Figure dataset records:

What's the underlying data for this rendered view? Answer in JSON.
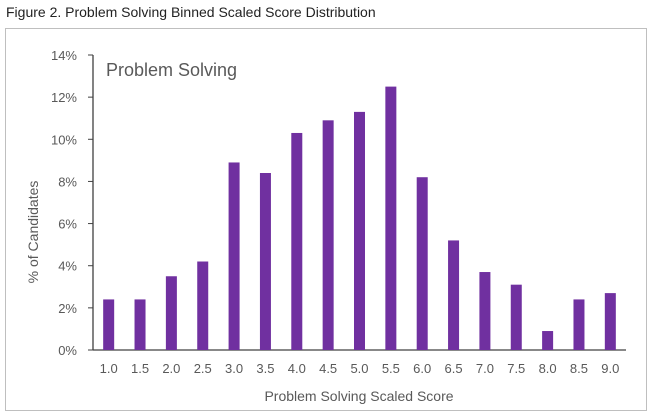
{
  "figure_caption": "Figure 2. Problem Solving Binned Scaled Score Distribution",
  "colors": {
    "bar": "#7030a0",
    "axis": "#404040",
    "text": "#595959"
  },
  "chart_data": {
    "type": "bar",
    "title": "Problem Solving",
    "xlabel": "Problem Solving Scaled Score",
    "ylabel": "% of Candidates",
    "categories": [
      "1.0",
      "1.5",
      "2.0",
      "2.5",
      "3.0",
      "3.5",
      "4.0",
      "4.5",
      "5.0",
      "5.5",
      "6.0",
      "6.5",
      "7.0",
      "7.5",
      "8.0",
      "8.5",
      "9.0"
    ],
    "values": [
      2.4,
      2.4,
      3.5,
      4.2,
      8.9,
      8.4,
      10.3,
      10.9,
      11.3,
      12.5,
      8.2,
      5.2,
      3.7,
      3.1,
      0.9,
      2.4,
      2.7
    ],
    "ylim": [
      0,
      14
    ],
    "yticks": [
      "0%",
      "2%",
      "4%",
      "6%",
      "8%",
      "10%",
      "12%",
      "14%"
    ],
    "grid": false,
    "legend": "none"
  }
}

Goal:
Write out all the records again, exactly, minus any pictures.

Solution to this exercise:
What's the underlying data for this rendered view? Answer in JSON.
{
  "figure_caption": "Figure 2. Problem Solving Binned Scaled Score Distribution",
  "colors": {
    "bar": "#7030a0",
    "axis": "#404040",
    "text": "#595959"
  },
  "chart_data": {
    "type": "bar",
    "title": "Problem Solving",
    "xlabel": "Problem Solving Scaled Score",
    "ylabel": "% of Candidates",
    "categories": [
      "1.0",
      "1.5",
      "2.0",
      "2.5",
      "3.0",
      "3.5",
      "4.0",
      "4.5",
      "5.0",
      "5.5",
      "6.0",
      "6.5",
      "7.0",
      "7.5",
      "8.0",
      "8.5",
      "9.0"
    ],
    "values": [
      2.4,
      2.4,
      3.5,
      4.2,
      8.9,
      8.4,
      10.3,
      10.9,
      11.3,
      12.5,
      8.2,
      5.2,
      3.7,
      3.1,
      0.9,
      2.4,
      2.7
    ],
    "ylim": [
      0,
      14
    ],
    "yticks": [
      "0%",
      "2%",
      "4%",
      "6%",
      "8%",
      "10%",
      "12%",
      "14%"
    ],
    "grid": false,
    "legend": "none"
  }
}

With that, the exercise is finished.